§ **Objective**
Transcribe every record that appears below, exactly and in full.

§ **Records for this task**
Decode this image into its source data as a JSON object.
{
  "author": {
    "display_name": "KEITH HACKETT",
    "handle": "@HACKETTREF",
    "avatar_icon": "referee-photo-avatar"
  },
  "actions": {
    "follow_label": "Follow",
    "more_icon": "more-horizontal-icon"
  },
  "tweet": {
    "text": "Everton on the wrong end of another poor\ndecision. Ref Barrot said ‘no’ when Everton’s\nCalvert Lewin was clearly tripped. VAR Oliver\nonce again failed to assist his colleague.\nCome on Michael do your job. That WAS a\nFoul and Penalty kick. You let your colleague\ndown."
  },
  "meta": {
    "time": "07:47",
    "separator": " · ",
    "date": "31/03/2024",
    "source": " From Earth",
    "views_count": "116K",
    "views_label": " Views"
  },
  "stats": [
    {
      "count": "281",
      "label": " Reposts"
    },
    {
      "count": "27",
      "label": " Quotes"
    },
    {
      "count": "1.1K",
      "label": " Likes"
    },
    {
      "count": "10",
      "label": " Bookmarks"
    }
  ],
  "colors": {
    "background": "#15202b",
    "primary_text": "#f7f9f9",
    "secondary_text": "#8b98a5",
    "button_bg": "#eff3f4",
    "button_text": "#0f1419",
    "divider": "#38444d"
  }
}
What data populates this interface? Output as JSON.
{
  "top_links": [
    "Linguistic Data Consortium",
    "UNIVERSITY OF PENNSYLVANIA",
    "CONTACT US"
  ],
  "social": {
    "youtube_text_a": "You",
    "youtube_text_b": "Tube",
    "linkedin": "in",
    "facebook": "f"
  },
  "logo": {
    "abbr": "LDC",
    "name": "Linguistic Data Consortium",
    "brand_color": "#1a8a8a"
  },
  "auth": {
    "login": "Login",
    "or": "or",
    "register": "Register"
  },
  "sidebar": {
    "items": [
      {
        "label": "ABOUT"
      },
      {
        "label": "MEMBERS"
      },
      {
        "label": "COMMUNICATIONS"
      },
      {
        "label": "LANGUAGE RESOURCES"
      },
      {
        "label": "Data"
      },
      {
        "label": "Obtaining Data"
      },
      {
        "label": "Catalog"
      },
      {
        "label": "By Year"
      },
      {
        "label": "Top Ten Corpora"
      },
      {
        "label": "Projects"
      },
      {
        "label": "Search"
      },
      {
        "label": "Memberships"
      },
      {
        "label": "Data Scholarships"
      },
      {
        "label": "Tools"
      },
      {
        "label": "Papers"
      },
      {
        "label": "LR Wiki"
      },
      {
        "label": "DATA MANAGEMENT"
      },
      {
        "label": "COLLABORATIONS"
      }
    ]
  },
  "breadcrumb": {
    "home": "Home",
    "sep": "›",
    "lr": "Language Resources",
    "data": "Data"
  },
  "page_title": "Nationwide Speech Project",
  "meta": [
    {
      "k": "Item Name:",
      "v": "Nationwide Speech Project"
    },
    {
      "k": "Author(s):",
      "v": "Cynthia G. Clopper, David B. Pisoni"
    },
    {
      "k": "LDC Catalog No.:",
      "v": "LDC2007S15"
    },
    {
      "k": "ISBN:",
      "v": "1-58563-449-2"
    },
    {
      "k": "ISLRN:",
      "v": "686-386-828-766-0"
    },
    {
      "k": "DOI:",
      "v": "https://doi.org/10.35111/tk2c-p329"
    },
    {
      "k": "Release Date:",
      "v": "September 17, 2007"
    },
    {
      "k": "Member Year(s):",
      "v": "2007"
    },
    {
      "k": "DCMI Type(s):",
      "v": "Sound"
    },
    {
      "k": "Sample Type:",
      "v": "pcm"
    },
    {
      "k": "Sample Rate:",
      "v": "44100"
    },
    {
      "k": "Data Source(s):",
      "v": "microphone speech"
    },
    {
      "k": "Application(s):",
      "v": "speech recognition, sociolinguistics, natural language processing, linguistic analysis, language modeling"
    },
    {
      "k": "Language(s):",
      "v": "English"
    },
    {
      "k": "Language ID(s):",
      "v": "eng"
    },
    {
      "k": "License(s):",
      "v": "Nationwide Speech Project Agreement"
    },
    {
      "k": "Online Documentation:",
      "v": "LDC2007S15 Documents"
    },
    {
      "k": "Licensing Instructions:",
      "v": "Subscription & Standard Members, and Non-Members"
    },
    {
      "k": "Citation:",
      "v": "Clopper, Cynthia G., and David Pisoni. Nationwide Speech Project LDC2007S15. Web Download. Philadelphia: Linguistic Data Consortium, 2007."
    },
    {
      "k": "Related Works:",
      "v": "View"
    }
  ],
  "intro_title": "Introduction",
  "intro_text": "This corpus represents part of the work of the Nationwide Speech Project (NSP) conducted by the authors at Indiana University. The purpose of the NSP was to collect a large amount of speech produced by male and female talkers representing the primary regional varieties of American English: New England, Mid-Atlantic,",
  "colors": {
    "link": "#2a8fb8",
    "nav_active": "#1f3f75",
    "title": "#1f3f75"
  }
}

§ **Exercise solution**
Decode this image into its source data as a JSON object.
{
  "author": {
    "display_name": "KEITH HACKETT",
    "handle": "@HACKETTREF",
    "avatar_icon": "referee-photo-avatar"
  },
  "actions": {
    "follow_label": "Follow",
    "more_icon": "more-horizontal-icon"
  },
  "tweet": {
    "text": "Everton on the wrong end of another poor\ndecision. Ref Barrot said ‘no’ when Everton’s\nCalvert Lewin was clearly tripped. VAR Oliver\nonce again failed to assist his colleague.\nCome on Michael do your job. That WAS a\nFoul and Penalty kick. You let your colleague\ndown."
  },
  "meta": {
    "time": "07:47",
    "separator": " · ",
    "date": "31/03/2024",
    "source": " From Earth",
    "views_count": "116K",
    "views_label": " Views"
  },
  "stats": [
    {
      "count": "281",
      "label": " Reposts"
    },
    {
      "count": "27",
      "label": " Quotes"
    },
    {
      "count": "1.1K",
      "label": " Likes"
    },
    {
      "count": "10",
      "label": " Bookmarks"
    }
  ],
  "colors": {
    "background": "#15202b",
    "primary_text": "#f7f9f9",
    "secondary_text": "#8b98a5",
    "button_bg": "#eff3f4",
    "button_text": "#0f1419",
    "divider": "#38444d"
  }
}
What data populates this interface? Output as JSON.
{
  "top_links": [
    "Linguistic Data Consortium",
    "UNIVERSITY OF PENNSYLVANIA",
    "CONTACT US"
  ],
  "social": {
    "youtube_text_a": "You",
    "youtube_text_b": "Tube",
    "linkedin": "in",
    "facebook": "f"
  },
  "logo": {
    "abbr": "LDC",
    "name": "Linguistic Data Consortium",
    "brand_color": "#1a8a8a"
  },
  "auth": {
    "login": "Login",
    "or": "or",
    "register": "Register"
  },
  "sidebar": {
    "items": [
      {
        "label": "ABOUT"
      },
      {
        "label": "MEMBERS"
      },
      {
        "label": "COMMUNICATIONS"
      },
      {
        "label": "LANGUAGE RESOURCES"
      },
      {
        "label": "Data"
      },
      {
        "label": "Obtaining Data"
      },
      {
        "label": "Catalog"
      },
      {
        "label": "By Year"
      },
      {
        "label": "Top Ten Corpora"
      },
      {
        "label": "Projects"
      },
      {
        "label": "Search"
      },
      {
        "label": "Memberships"
      },
      {
        "label": "Data Scholarships"
      },
      {
        "label": "Tools"
      },
      {
        "label": "Papers"
      },
      {
        "label": "LR Wiki"
      },
      {
        "label": "DATA MANAGEMENT"
      },
      {
        "label": "COLLABORATIONS"
      }
    ]
  },
  "breadcrumb": {
    "home": "Home",
    "sep": "›",
    "lr": "Language Resources",
    "data": "Data"
  },
  "page_title": "Nationwide Speech Project",
  "meta": [
    {
      "k": "Item Name:",
      "v": "Nationwide Speech Project"
    },
    {
      "k": "Author(s):",
      "v": "Cynthia G. Clopper, David B. Pisoni"
    },
    {
      "k": "LDC Catalog No.:",
      "v": "LDC2007S15"
    },
    {
      "k": "ISBN:",
      "v": "1-58563-449-2"
    },
    {
      "k": "ISLRN:",
      "v": "686-386-828-766-0"
    },
    {
      "k": "DOI:",
      "v": "https://doi.org/10.35111/tk2c-p329"
    },
    {
      "k": "Release Date:",
      "v": "September 17, 2007"
    },
    {
      "k": "Member Year(s):",
      "v": "2007"
    },
    {
      "k": "DCMI Type(s):",
      "v": "Sound"
    },
    {
      "k": "Sample Type:",
      "v": "pcm"
    },
    {
      "k": "Sample Rate:",
      "v": "44100"
    },
    {
      "k": "Data Source(s):",
      "v": "microphone speech"
    },
    {
      "k": "Application(s):",
      "v": "speech recognition, sociolinguistics, natural language processing, linguistic analysis, language modeling"
    },
    {
      "k": "Language(s):",
      "v": "English"
    },
    {
      "k": "Language ID(s):",
      "v": "eng"
    },
    {
      "k": "License(s):",
      "v": "Nationwide Speech Project Agreement"
    },
    {
      "k": "Online Documentation:",
      "v": "LDC2007S15 Documents"
    },
    {
      "k": "Licensing Instructions:",
      "v": "Subscription & Standard Members, and Non-Members"
    },
    {
      "k": "Citation:",
      "v": "Clopper, Cynthia G., and David Pisoni. Nationwide Speech Project LDC2007S15. Web Download. Philadelphia: Linguistic Data Consortium, 2007."
    },
    {
      "k": "Related Works:",
      "v": "View"
    }
  ],
  "intro_title": "Introduction",
  "intro_text": "This corpus represents part of the work of the Nationwide Speech Project (NSP) conducted by the authors at Indiana University. The purpose of the NSP was to collect a large amount of speech produced by male and female talkers representing the primary regional varieties of American English: New England, Mid-Atlantic,",
  "colors": {
    "link": "#2a8fb8",
    "nav_active": "#1f3f75",
    "title": "#1f3f75"
  }
}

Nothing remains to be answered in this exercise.